[THE DATA]:
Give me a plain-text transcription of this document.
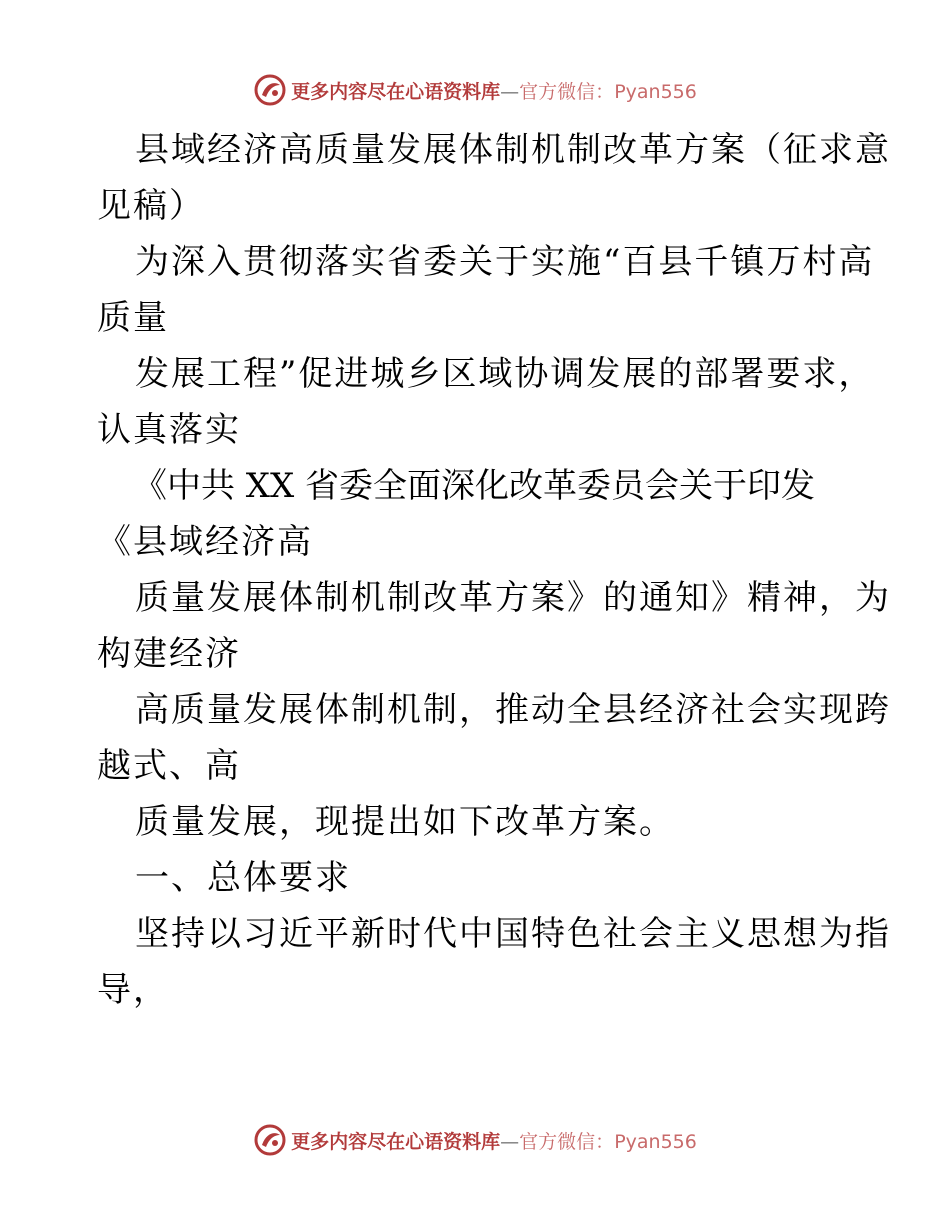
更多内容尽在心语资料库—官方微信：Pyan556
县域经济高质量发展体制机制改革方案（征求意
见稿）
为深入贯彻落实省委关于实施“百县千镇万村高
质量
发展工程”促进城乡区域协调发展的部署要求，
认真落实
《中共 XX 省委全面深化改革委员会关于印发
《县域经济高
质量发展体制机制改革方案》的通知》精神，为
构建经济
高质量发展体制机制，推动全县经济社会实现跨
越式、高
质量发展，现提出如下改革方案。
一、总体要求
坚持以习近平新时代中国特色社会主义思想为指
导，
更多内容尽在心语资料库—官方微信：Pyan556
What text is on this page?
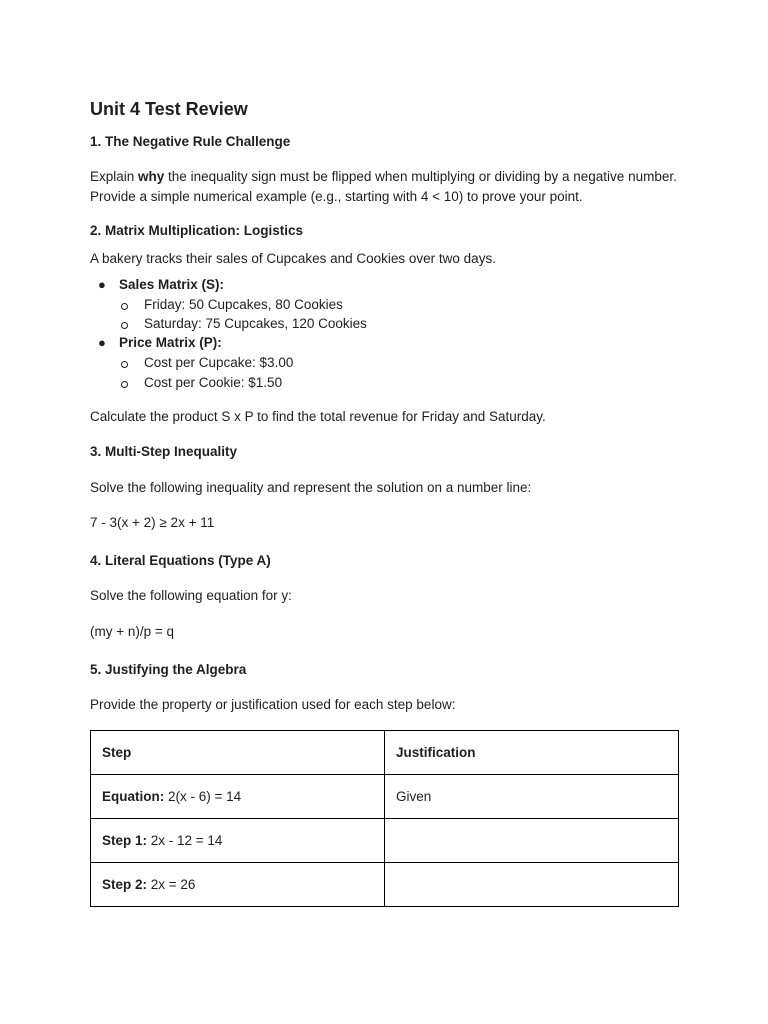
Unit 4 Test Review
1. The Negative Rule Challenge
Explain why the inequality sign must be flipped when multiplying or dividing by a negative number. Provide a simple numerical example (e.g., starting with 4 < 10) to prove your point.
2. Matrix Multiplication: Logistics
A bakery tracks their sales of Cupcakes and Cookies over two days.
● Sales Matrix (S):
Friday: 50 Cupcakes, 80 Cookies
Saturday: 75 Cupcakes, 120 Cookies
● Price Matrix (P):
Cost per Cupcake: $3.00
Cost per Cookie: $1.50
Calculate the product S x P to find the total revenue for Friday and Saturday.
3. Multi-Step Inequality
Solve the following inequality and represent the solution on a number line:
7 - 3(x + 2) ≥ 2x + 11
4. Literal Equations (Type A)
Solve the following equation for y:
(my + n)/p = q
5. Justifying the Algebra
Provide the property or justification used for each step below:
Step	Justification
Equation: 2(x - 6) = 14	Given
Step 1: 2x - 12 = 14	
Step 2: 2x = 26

[TASK INSTRUCTIONS]:
Whichever lines contain the string "this", select and copy them.

[TASK OUTPUT]:
Give me a plain-text transcription of this document.
What text is on this page?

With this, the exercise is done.